-- PROBLEM DESCRIPTION --
Answer with a number only: how many lines of the data contain "JSON"?

(begin)

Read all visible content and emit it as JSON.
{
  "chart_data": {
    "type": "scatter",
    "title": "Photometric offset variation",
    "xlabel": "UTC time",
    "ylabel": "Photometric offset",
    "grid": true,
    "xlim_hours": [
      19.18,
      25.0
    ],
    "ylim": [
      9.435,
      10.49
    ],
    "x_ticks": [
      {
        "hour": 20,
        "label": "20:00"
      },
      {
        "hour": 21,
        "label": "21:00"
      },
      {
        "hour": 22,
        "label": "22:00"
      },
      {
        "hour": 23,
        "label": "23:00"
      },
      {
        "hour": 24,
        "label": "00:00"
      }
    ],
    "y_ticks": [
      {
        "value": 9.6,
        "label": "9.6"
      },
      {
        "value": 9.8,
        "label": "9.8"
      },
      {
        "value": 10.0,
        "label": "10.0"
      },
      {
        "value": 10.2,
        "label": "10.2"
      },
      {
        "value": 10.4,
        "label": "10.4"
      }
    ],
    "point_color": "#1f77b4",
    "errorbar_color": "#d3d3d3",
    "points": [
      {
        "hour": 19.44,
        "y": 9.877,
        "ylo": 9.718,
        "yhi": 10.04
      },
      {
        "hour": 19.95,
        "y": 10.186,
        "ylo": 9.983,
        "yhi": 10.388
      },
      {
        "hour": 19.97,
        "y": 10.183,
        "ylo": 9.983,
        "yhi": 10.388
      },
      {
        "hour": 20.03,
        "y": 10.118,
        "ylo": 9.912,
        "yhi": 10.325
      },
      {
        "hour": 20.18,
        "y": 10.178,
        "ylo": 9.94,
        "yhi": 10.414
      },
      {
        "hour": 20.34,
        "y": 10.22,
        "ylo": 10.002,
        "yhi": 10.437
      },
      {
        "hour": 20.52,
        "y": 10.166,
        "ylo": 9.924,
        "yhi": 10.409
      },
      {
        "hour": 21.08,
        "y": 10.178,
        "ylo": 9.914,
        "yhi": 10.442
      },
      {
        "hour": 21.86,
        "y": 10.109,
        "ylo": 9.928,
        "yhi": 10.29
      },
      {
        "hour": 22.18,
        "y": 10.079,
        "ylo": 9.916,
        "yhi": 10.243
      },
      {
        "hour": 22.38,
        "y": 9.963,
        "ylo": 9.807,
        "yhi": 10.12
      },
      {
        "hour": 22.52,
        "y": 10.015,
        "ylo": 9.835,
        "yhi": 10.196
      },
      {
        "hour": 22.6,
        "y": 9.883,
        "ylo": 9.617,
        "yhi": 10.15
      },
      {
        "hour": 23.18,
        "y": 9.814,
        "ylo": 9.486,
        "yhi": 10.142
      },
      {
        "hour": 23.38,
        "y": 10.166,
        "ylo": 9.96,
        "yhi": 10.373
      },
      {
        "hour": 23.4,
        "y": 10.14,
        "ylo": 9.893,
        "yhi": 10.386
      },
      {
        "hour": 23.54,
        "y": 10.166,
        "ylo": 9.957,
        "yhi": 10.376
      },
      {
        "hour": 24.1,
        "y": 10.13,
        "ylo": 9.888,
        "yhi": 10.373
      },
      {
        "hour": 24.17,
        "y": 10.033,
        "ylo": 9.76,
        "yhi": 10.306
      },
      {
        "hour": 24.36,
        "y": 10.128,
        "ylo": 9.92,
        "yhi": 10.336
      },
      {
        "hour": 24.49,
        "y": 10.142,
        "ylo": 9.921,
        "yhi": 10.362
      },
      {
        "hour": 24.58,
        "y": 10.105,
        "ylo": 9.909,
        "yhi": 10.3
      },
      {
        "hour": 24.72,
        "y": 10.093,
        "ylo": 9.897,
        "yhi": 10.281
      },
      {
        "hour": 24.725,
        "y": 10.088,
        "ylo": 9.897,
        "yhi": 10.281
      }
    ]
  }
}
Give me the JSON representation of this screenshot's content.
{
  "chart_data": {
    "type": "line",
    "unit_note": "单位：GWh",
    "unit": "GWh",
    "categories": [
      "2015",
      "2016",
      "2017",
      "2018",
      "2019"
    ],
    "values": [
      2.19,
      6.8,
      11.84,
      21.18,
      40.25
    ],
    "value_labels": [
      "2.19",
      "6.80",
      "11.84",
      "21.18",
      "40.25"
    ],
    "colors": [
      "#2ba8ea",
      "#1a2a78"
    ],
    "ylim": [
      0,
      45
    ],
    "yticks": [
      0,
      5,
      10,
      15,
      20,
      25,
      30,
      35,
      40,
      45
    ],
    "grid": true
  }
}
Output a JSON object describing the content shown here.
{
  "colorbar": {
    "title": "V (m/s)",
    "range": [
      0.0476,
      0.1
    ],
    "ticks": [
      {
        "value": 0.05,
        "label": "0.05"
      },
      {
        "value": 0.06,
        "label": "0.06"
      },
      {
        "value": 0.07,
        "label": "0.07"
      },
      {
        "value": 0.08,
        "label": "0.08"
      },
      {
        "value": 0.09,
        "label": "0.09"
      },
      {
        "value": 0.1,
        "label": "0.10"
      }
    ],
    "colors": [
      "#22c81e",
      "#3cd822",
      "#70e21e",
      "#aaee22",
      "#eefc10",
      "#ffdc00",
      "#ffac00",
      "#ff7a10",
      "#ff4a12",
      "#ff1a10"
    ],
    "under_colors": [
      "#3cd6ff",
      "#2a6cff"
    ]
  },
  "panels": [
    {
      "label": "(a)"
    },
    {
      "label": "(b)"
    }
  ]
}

(end)

-- EXERCISE OUTPUT --
3